In the material below, find all lines with the string "dash" and copy them.

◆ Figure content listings
"""

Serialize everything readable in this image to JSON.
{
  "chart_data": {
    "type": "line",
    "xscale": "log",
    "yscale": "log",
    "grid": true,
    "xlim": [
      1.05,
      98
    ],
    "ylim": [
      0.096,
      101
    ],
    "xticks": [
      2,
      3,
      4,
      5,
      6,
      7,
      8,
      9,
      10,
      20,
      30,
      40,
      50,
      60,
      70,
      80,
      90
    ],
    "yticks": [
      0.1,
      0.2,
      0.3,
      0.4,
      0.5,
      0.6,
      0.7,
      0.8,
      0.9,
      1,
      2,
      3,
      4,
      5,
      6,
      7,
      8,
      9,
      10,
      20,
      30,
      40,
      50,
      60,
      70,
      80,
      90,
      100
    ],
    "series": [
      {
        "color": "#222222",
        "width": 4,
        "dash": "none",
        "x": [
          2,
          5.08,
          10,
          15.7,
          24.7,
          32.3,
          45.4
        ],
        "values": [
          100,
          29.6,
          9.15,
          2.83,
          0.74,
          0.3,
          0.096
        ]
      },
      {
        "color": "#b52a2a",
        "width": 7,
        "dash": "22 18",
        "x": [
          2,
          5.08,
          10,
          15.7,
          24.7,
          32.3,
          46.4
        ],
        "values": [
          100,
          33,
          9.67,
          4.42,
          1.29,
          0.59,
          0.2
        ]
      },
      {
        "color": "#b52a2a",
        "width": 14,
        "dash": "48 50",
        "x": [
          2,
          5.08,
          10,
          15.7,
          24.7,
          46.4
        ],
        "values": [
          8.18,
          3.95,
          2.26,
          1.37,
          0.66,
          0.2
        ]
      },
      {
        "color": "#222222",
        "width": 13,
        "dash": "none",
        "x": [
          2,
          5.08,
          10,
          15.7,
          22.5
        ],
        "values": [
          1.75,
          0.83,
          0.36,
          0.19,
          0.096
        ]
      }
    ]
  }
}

"""

◆ OUTPUT BELOW
        "dash": "none",
        "dash": "22 18",
        "dash": "48 50",
        "dash": "none",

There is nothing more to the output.